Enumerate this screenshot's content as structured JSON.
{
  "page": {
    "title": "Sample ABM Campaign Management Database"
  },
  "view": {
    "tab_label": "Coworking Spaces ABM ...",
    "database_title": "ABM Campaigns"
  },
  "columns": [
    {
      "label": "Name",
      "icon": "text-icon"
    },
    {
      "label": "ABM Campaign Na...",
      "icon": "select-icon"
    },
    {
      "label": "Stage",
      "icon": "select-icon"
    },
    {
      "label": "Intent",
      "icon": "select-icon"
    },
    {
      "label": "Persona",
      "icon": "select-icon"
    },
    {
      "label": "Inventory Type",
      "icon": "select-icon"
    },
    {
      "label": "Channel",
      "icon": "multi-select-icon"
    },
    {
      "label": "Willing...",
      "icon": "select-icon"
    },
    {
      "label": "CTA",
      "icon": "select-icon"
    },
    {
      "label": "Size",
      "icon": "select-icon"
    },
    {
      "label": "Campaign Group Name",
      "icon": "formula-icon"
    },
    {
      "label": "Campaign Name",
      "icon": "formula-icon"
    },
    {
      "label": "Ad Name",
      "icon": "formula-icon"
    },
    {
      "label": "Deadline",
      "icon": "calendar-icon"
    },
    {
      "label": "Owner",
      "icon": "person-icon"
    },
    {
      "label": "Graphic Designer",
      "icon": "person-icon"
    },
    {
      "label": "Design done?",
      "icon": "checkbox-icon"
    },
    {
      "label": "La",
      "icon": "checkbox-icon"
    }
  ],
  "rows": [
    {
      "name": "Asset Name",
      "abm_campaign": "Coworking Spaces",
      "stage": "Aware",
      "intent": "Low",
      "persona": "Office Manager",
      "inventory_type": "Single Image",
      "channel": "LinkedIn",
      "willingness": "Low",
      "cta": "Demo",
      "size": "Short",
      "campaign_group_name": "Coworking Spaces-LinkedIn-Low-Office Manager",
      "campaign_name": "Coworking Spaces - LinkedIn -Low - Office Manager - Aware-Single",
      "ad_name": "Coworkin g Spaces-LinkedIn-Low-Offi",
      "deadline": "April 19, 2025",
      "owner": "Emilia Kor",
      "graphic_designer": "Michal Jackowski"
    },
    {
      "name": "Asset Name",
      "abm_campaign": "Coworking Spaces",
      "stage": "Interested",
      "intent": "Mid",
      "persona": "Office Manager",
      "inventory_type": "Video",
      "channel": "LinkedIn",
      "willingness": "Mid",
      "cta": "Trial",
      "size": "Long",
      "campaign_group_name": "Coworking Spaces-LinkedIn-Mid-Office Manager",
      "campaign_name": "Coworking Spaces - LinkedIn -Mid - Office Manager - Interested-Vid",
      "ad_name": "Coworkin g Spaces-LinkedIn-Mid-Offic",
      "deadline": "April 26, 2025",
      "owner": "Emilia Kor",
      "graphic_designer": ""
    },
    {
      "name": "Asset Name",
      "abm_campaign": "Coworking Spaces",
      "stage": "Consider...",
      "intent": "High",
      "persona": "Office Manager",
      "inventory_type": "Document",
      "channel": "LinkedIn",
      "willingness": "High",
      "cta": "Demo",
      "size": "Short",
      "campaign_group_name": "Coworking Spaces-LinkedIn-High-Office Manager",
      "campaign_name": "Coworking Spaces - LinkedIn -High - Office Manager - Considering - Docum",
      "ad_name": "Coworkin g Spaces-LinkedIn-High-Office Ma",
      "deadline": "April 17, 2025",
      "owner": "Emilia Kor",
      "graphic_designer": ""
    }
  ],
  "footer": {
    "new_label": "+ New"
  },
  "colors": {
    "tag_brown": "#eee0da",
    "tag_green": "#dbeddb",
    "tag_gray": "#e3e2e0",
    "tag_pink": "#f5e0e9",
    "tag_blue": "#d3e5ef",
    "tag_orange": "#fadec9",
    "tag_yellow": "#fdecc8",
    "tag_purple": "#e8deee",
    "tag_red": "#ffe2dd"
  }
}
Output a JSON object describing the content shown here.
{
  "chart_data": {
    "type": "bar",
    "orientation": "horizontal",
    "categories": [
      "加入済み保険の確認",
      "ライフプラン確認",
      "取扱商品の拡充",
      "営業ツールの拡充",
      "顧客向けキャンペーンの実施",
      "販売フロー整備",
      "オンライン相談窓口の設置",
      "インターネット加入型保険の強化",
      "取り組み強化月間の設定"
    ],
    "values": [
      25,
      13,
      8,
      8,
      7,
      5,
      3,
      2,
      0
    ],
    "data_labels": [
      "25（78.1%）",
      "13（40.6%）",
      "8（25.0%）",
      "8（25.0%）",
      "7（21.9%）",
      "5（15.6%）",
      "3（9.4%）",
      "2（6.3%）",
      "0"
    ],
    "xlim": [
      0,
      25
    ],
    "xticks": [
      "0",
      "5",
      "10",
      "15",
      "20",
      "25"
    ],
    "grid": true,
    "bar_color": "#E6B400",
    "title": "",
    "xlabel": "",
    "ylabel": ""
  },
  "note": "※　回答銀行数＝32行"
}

++++++

#### PROMPT
In the entries above, find every line holding the word "Office" and copy it out.

#### EXPECTED ANSWER
      "persona": "Office Manager",
      "campaign_group_name": "Coworking Spaces-LinkedIn-Low-Office Manager",
      "campaign_name": "Coworking Spaces - LinkedIn -Low - Office Manager - Aware-Single",
      "persona": "Office Manager",
      "campaign_group_name": "Coworking Spaces-LinkedIn-Mid-Office Manager",
      "campaign_name": "Coworking Spaces - LinkedIn -Mid - Office Manager - Interested-Vid",
      "persona": "Office Manager",
      "campaign_group_name": "Coworking Spaces-LinkedIn-High-Office Manager",
      "campaign_name": "Coworking Spaces - LinkedIn -High - Office Manager - Considering - Docum",
      "ad_name": "Coworkin g Spaces-LinkedIn-High-Office Ma",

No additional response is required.